### Data for analysis ###

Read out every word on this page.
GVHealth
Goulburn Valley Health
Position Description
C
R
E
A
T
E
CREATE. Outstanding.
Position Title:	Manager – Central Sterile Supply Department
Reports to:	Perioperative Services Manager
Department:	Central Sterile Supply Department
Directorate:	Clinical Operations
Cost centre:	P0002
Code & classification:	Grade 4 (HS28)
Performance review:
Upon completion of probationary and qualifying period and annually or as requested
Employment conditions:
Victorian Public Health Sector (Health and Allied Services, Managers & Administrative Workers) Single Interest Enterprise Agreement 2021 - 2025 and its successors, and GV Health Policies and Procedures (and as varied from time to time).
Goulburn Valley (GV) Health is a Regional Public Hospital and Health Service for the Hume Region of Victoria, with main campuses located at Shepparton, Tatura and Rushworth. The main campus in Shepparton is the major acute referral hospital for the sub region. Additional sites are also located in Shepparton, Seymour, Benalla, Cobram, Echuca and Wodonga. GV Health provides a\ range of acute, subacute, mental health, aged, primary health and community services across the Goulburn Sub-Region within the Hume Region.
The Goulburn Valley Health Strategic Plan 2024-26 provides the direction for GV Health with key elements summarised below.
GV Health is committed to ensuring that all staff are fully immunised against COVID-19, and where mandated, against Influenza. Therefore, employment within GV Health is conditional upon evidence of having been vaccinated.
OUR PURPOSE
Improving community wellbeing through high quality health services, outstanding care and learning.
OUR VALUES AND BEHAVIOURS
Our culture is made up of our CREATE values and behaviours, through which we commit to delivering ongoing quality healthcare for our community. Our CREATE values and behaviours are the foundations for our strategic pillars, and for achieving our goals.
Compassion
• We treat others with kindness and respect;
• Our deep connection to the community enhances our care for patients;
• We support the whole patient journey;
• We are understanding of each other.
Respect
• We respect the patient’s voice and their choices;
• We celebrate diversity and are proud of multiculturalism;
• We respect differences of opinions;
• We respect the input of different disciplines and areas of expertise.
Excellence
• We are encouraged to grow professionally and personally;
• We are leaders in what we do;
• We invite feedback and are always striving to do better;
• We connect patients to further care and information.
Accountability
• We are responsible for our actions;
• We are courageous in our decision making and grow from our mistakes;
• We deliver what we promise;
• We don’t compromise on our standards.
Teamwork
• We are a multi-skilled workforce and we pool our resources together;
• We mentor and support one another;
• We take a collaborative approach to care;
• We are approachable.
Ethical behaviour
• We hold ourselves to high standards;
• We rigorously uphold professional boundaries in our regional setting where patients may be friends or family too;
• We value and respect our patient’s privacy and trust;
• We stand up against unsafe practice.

###

Exactly as shown above, write out all the records.

Read out every word on this page.
GVHealth
Goulburn Valley Health
Position Description
C
R
E
A
T
E
CREATE. Outstanding.
Position Title:	Manager – Central Sterile Supply Department
Reports to:	Perioperative Services Manager
Department:	Central Sterile Supply Department
Directorate:	Clinical Operations
Cost centre:	P0002
Code & classification:	Grade 4 (HS28)
Performance review:
Upon completion of probationary and qualifying period and annually or as requested
Employment conditions:
Victorian Public Health Sector (Health and Allied Services, Managers & Administrative Workers) Single Interest Enterprise Agreement 2021 - 2025 and its successors, and GV Health Policies and Procedures (and as varied from time to time).
Goulburn Valley (GV) Health is a Regional Public Hospital and Health Service for the Hume Region of Victoria, with main campuses located at Shepparton, Tatura and Rushworth. The main campus in Shepparton is the major acute referral hospital for the sub region. Additional sites are also located in Shepparton, Seymour, Benalla, Cobram, Echuca and Wodonga. GV Health provides a\ range of acute, subacute, mental health, aged, primary health and community services across the Goulburn Sub-Region within the Hume Region.
The Goulburn Valley Health Strategic Plan 2024-26 provides the direction for GV Health with key elements summarised below.
GV Health is committed to ensuring that all staff are fully immunised against COVID-19, and where mandated, against Influenza. Therefore, employment within GV Health is conditional upon evidence of having been vaccinated.
OUR PURPOSE
Improving community wellbeing through high quality health services, outstanding care and learning.
OUR VALUES AND BEHAVIOURS
Our culture is made up of our CREATE values and behaviours, through which we commit to delivering ongoing quality healthcare for our community. Our CREATE values and behaviours are the foundations for our strategic pillars, and for achieving our goals.
Compassion
• We treat others with kindness and respect;
• Our deep connection to the community enhances our care for patients;
• We support the whole patient journey;
• We are understanding of each other.
Respect
• We respect the patient’s voice and their choices;
• We celebrate diversity and are proud of multiculturalism;
• We respect differences of opinions;
• We respect the input of different disciplines and areas of expertise.
Excellence
• We are encouraged to grow professionally and personally;
• We are leaders in what we do;
• We invite feedback and are always striving to do better;
• We connect patients to further care and information.
Accountability
• We are responsible for our actions;
• We are courageous in our decision making and grow from our mistakes;
• We deliver what we promise;
• We don’t compromise on our standards.
Teamwork
• We are a multi-skilled workforce and we pool our resources together;
• We mentor and support one another;
• We take a collaborative approach to care;
• We are approachable.
Ethical behaviour
• We hold ourselves to high standards;
• We rigorously uphold professional boundaries in our regional setting where patients may be friends or family too;
• We value and respect our patient’s privacy and trust;
• We stand up against unsafe practice.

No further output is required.